--- Excerpted records ---
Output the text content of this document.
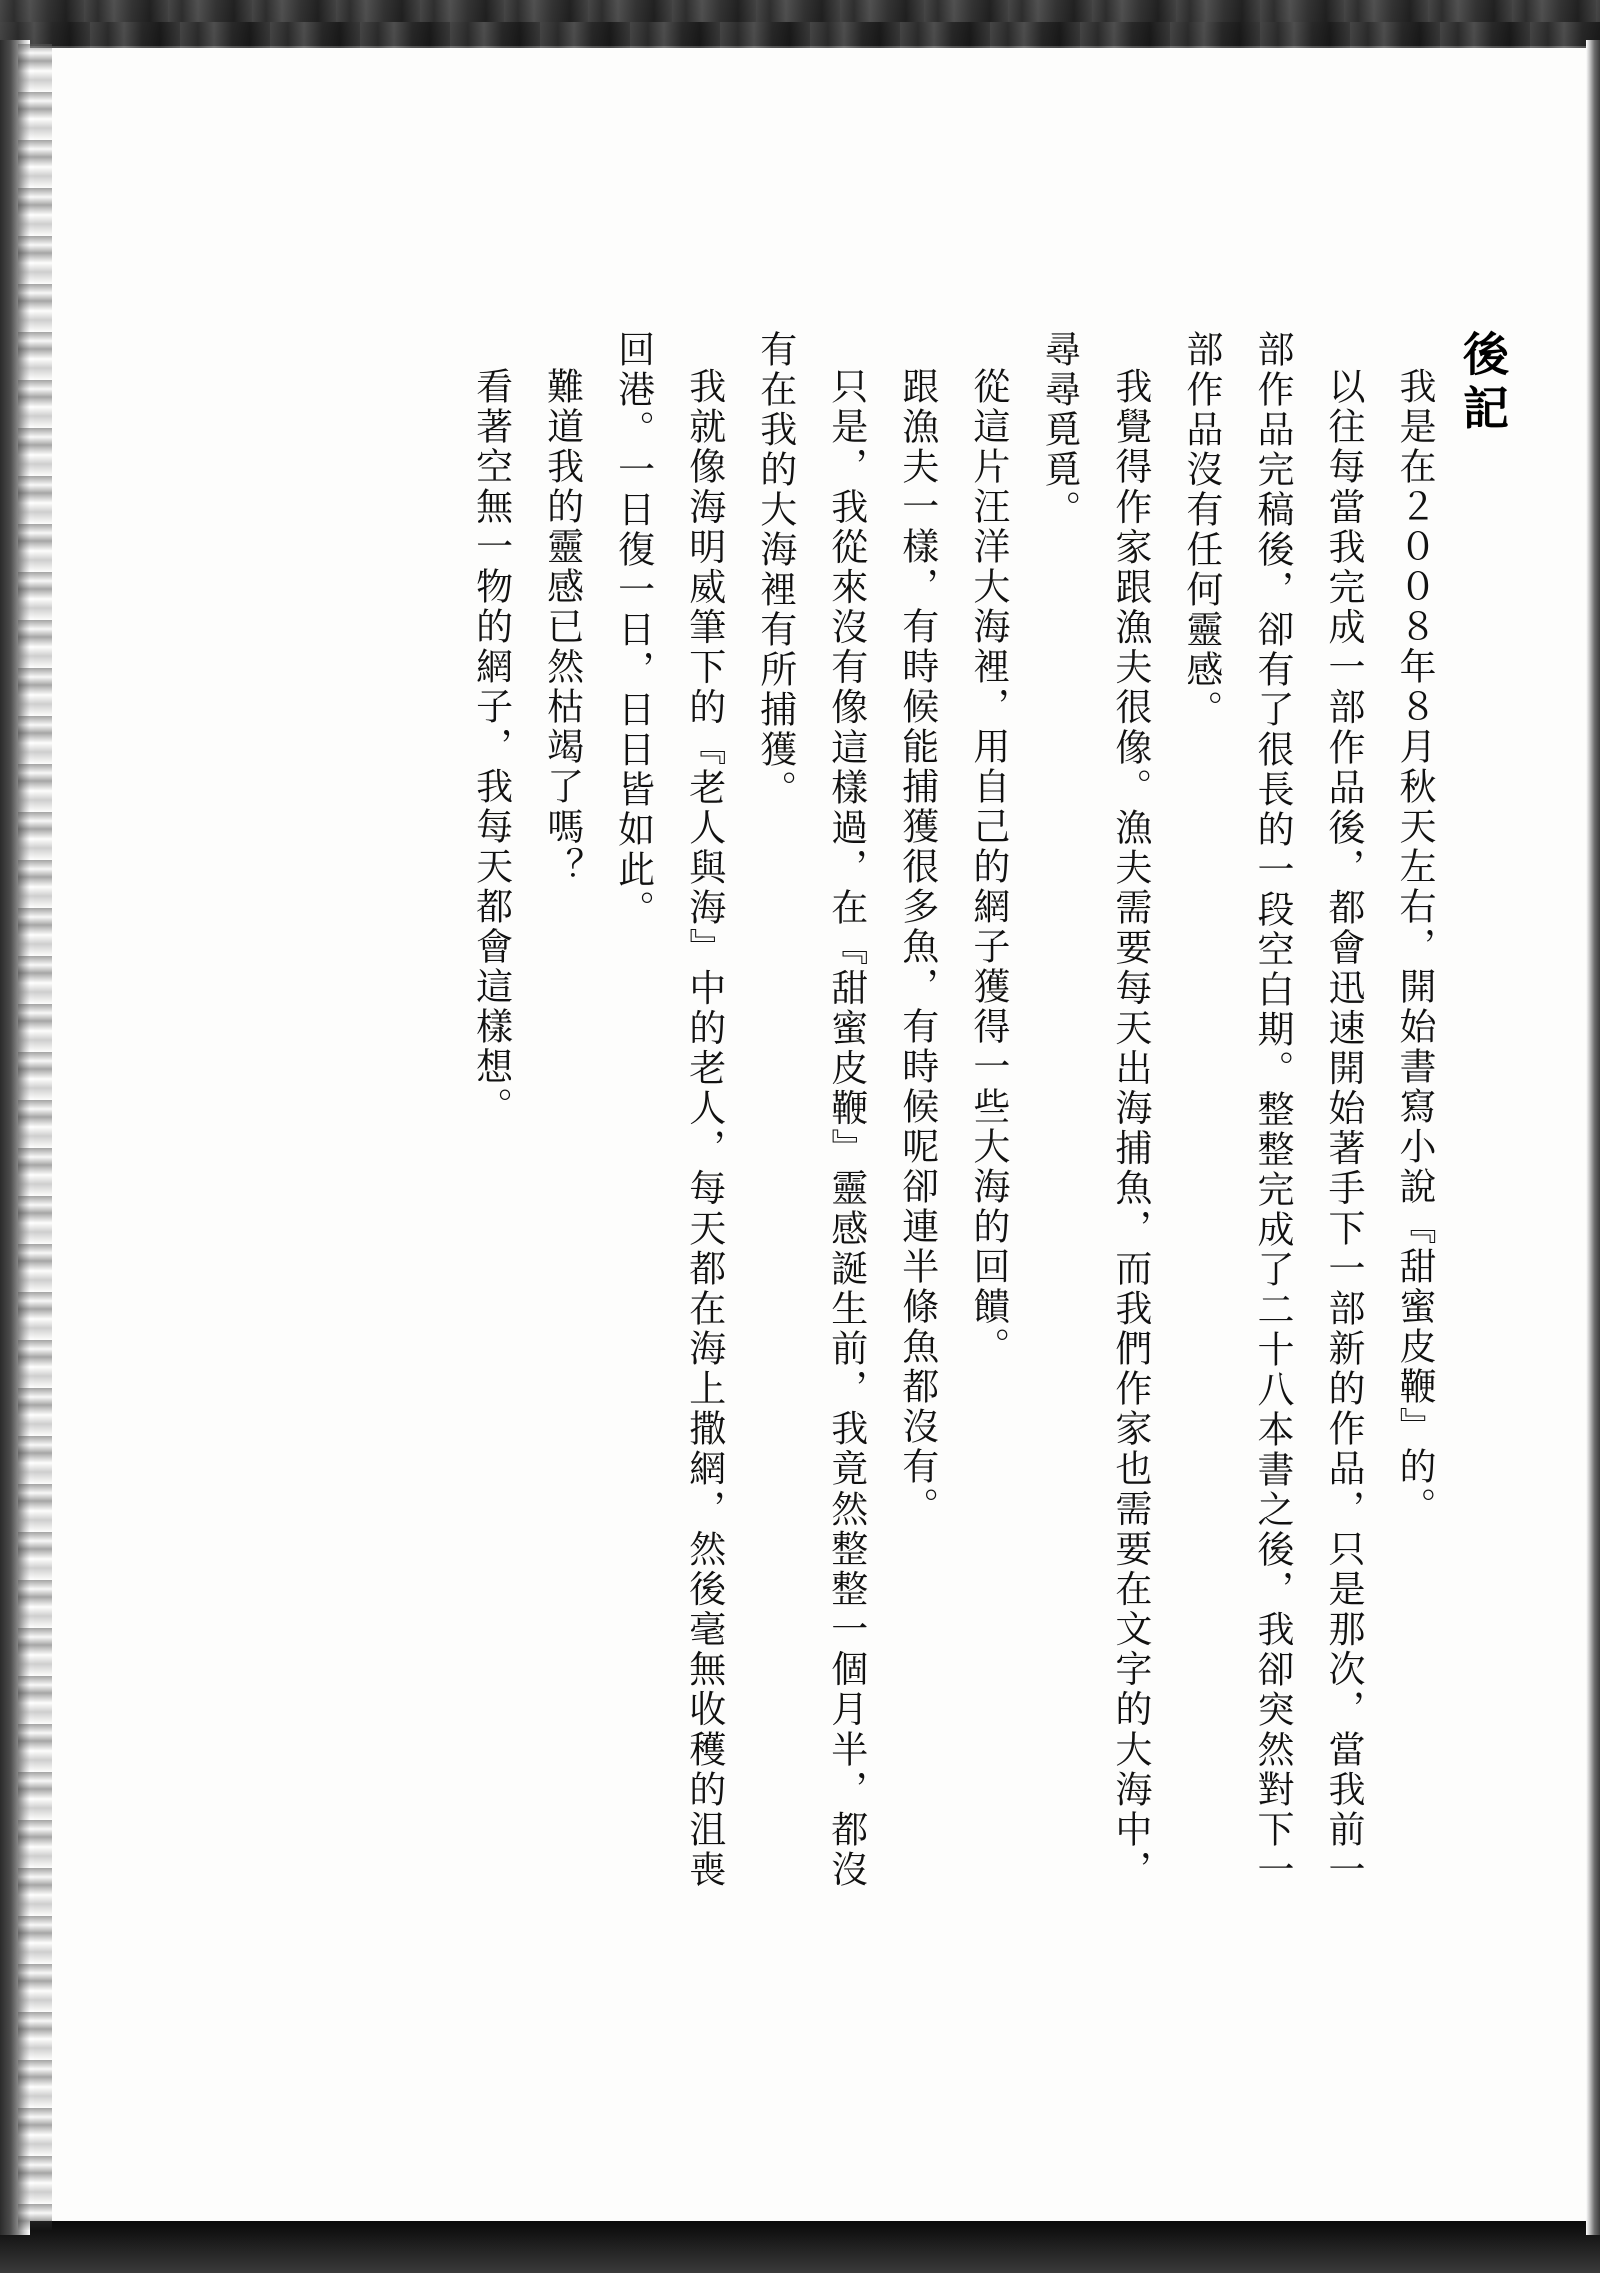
後記

我是在２００８年８月秋天左右，開始書寫小說『甜蜜皮鞭』的。

以往每當我完成一部作品後，都會迅速開始著手下一部新的作品，只是那次，當我前一部作品完稿後，卻有了很長的一段空白期。整整完成了二十八本書之後，我卻突然對下一部作品沒有任何靈感。

我覺得作家跟漁夫很像。漁夫需要每天出海捕魚，而我們作家也需要在文字的大海中，尋尋覓覓。

從這片汪洋大海裡，用自己的網子獲得一些大海的回饋。

跟漁夫一樣，有時候能捕獲很多魚，有時候呢卻連半條魚都沒有。

只是，我從來沒有像這樣過，在『甜蜜皮鞭』靈感誕生前，我竟然整整一個月半，都沒有在我的大海裡有所捕獲。

我就像海明威筆下的『老人與海』中的老人，每天都在海上撒網，然後毫無收穫的沮喪回港。一日復一日，日日皆如此。

難道我的靈感已然枯竭了嗎？

看著空無一物的網子，我每天都會這樣想。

--- What is asked ---
Of the lines above, copy each that contains "甜蜜皮鞭".

--- Expected answer ---
我是在２００８年８月秋天左右，開始書寫小說『甜蜜皮鞭』的。
只是，我從來沒有像這樣過，在『甜蜜皮鞭』靈感誕生前，我竟然整整一個月半，都沒有在我的大海裡有所捕獲。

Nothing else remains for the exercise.